(Dataset records)
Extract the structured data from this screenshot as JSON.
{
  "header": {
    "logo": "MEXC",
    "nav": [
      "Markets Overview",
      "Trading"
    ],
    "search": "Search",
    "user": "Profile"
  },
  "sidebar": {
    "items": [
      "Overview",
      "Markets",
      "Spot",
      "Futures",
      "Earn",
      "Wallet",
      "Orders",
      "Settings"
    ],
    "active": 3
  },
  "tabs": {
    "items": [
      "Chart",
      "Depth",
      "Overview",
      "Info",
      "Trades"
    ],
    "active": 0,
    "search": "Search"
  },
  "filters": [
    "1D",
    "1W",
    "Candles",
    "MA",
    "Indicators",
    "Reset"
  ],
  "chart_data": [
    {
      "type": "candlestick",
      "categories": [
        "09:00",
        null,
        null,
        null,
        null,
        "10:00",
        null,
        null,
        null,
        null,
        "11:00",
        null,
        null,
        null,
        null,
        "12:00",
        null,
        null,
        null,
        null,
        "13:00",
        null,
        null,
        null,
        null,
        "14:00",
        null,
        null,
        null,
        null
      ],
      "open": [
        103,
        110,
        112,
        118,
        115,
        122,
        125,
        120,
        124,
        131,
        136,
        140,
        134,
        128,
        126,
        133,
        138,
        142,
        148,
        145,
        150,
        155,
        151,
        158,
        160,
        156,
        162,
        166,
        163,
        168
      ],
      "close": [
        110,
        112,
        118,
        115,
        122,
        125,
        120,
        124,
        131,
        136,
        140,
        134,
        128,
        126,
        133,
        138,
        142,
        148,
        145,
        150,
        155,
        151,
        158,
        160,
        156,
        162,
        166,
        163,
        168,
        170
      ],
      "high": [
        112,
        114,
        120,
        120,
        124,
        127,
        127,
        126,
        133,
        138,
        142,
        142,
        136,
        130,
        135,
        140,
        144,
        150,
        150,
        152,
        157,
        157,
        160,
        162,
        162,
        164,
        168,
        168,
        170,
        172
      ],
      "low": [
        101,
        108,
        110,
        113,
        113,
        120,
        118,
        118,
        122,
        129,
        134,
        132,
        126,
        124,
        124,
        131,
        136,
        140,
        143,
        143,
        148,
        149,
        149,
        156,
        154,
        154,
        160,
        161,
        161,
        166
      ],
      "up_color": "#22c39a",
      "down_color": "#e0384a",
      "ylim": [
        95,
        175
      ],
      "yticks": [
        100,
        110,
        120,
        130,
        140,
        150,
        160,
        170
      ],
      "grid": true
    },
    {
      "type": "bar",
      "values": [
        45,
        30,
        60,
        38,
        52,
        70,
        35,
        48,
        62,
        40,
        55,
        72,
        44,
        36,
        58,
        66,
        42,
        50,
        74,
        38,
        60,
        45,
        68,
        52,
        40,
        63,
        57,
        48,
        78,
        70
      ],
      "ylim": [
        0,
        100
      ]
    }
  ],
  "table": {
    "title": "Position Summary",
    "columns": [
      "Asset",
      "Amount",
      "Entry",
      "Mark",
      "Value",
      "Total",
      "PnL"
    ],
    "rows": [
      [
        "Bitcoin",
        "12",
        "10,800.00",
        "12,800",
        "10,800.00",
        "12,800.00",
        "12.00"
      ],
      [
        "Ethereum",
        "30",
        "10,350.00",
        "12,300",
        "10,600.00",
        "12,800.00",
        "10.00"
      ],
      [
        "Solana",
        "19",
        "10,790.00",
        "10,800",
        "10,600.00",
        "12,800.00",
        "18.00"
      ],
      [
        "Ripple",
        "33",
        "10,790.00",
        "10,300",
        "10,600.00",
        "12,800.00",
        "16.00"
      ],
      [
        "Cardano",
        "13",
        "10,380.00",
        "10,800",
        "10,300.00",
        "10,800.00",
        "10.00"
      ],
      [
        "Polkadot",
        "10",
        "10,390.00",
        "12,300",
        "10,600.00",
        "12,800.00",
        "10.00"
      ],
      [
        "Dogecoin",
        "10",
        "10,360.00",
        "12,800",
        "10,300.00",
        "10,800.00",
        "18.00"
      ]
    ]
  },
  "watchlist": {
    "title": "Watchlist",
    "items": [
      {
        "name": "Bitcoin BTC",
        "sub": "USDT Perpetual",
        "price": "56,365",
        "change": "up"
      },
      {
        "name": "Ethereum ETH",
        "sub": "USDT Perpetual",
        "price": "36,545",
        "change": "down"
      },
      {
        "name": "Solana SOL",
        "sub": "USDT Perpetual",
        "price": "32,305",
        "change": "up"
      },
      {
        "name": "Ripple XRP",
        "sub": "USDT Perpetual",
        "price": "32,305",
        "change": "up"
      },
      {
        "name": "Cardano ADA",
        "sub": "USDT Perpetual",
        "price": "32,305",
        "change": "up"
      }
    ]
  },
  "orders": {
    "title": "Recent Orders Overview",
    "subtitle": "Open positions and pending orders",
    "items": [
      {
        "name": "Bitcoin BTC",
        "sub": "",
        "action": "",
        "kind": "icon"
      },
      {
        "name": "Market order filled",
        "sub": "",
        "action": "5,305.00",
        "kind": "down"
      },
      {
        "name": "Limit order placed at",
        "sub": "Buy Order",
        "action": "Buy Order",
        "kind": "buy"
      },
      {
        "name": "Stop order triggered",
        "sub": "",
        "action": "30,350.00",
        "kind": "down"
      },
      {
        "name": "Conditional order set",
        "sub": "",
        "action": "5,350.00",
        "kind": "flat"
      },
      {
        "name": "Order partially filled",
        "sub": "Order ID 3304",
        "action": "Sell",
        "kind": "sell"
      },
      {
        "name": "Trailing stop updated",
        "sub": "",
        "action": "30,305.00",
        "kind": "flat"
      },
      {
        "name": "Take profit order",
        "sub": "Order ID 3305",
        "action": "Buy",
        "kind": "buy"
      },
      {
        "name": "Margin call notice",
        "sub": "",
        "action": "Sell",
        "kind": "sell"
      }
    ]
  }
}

__GOAL__. Your task is to repeat each line of the material exactly.

__ANSWER TO THIS TASK__.
Extract the structured data from this screenshot as JSON.
{
  "header": {
    "logo": "MEXC",
    "nav": [
      "Markets Overview",
      "Trading"
    ],
    "search": "Search",
    "user": "Profile"
  },
  "sidebar": {
    "items": [
      "Overview",
      "Markets",
      "Spot",
      "Futures",
      "Earn",
      "Wallet",
      "Orders",
      "Settings"
    ],
    "active": 3
  },
  "tabs": {
    "items": [
      "Chart",
      "Depth",
      "Overview",
      "Info",
      "Trades"
    ],
    "active": 0,
    "search": "Search"
  },
  "filters": [
    "1D",
    "1W",
    "Candles",
    "MA",
    "Indicators",
    "Reset"
  ],
  "chart_data": [
    {
      "type": "candlestick",
      "categories": [
        "09:00",
        null,
        null,
        null,
        null,
        "10:00",
        null,
        null,
        null,
        null,
        "11:00",
        null,
        null,
        null,
        null,
        "12:00",
        null,
        null,
        null,
        null,
        "13:00",
        null,
        null,
        null,
        null,
        "14:00",
        null,
        null,
        null,
        null
      ],
      "open": [
        103,
        110,
        112,
        118,
        115,
        122,
        125,
        120,
        124,
        131,
        136,
        140,
        134,
        128,
        126,
        133,
        138,
        142,
        148,
        145,
        150,
        155,
        151,
        158,
        160,
        156,
        162,
        166,
        163,
        168
      ],
      "close": [
        110,
        112,
        118,
        115,
        122,
        125,
        120,
        124,
        131,
        136,
        140,
        134,
        128,
        126,
        133,
        138,
        142,
        148,
        145,
        150,
        155,
        151,
        158,
        160,
        156,
        162,
        166,
        163,
        168,
        170
      ],
      "high": [
        112,
        114,
        120,
        120,
        124,
        127,
        127,
        126,
        133,
        138,
        142,
        142,
        136,
        130,
        135,
        140,
        144,
        150,
        150,
        152,
        157,
        157,
        160,
        162,
        162,
        164,
        168,
        168,
        170,
        172
      ],
      "low": [
        101,
        108,
        110,
        113,
        113,
        120,
        118,
        118,
        122,
        129,
        134,
        132,
        126,
        124,
        124,
        131,
        136,
        140,
        143,
        143,
        148,
        149,
        149,
        156,
        154,
        154,
        160,
        161,
        161,
        166
      ],
      "up_color": "#22c39a",
      "down_color": "#e0384a",
      "ylim": [
        95,
        175
      ],
      "yticks": [
        100,
        110,
        120,
        130,
        140,
        150,
        160,
        170
      ],
      "grid": true
    },
    {
      "type": "bar",
      "values": [
        45,
        30,
        60,
        38,
        52,
        70,
        35,
        48,
        62,
        40,
        55,
        72,
        44,
        36,
        58,
        66,
        42,
        50,
        74,
        38,
        60,
        45,
        68,
        52,
        40,
        63,
        57,
        48,
        78,
        70
      ],
      "ylim": [
        0,
        100
      ]
    }
  ],
  "table": {
    "title": "Position Summary",
    "columns": [
      "Asset",
      "Amount",
      "Entry",
      "Mark",
      "Value",
      "Total",
      "PnL"
    ],
    "rows": [
      [
        "Bitcoin",
        "12",
        "10,800.00",
        "12,800",
        "10,800.00",
        "12,800.00",
        "12.00"
      ],
      [
        "Ethereum",
        "30",
        "10,350.00",
        "12,300",
        "10,600.00",
        "12,800.00",
        "10.00"
      ],
      [
        "Solana",
        "19",
        "10,790.00",
        "10,800",
        "10,600.00",
        "12,800.00",
        "18.00"
      ],
      [
        "Ripple",
        "33",
        "10,790.00",
        "10,300",
        "10,600.00",
        "12,800.00",
        "16.00"
      ],
      [
        "Cardano",
        "13",
        "10,380.00",
        "10,800",
        "10,300.00",
        "10,800.00",
        "10.00"
      ],
      [
        "Polkadot",
        "10",
        "10,390.00",
        "12,300",
        "10,600.00",
        "12,800.00",
        "10.00"
      ],
      [
        "Dogecoin",
        "10",
        "10,360.00",
        "12,800",
        "10,300.00",
        "10,800.00",
        "18.00"
      ]
    ]
  },
  "watchlist": {
    "title": "Watchlist",
    "items": [
      {
        "name": "Bitcoin BTC",
        "sub": "USDT Perpetual",
        "price": "56,365",
        "change": "up"
      },
      {
        "name": "Ethereum ETH",
        "sub": "USDT Perpetual",
        "price": "36,545",
        "change": "down"
      },
      {
        "name": "Solana SOL",
        "sub": "USDT Perpetual",
        "price": "32,305",
        "change": "up"
      },
      {
        "name": "Ripple XRP",
        "sub": "USDT Perpetual",
        "price": "32,305",
        "change": "up"
      },
      {
        "name": "Cardano ADA",
        "sub": "USDT Perpetual",
        "price": "32,305",
        "change": "up"
      }
    ]
  },
  "orders": {
    "title": "Recent Orders Overview",
    "subtitle": "Open positions and pending orders",
    "items": [
      {
        "name": "Bitcoin BTC",
        "sub": "",
        "action": "",
        "kind": "icon"
      },
      {
        "name": "Market order filled",
        "sub": "",
        "action": "5,305.00",
        "kind": "down"
      },
      {
        "name": "Limit order placed at",
        "sub": "Buy Order",
        "action": "Buy Order",
        "kind": "buy"
      },
      {
        "name": "Stop order triggered",
        "sub": "",
        "action": "30,350.00",
        "kind": "down"
      },
      {
        "name": "Conditional order set",
        "sub": "",
        "action": "5,350.00",
        "kind": "flat"
      },
      {
        "name": "Order partially filled",
        "sub": "Order ID 3304",
        "action": "Sell",
        "kind": "sell"
      },
      {
        "name": "Trailing stop updated",
        "sub": "",
        "action": "30,305.00",
        "kind": "flat"
      },
      {
        "name": "Take profit order",
        "sub": "Order ID 3305",
        "action": "Buy",
        "kind": "buy"
      },
      {
        "name": "Margin call notice",
        "sub": "",
        "action": "Sell",
        "kind": "sell"
      }
    ]
  }
}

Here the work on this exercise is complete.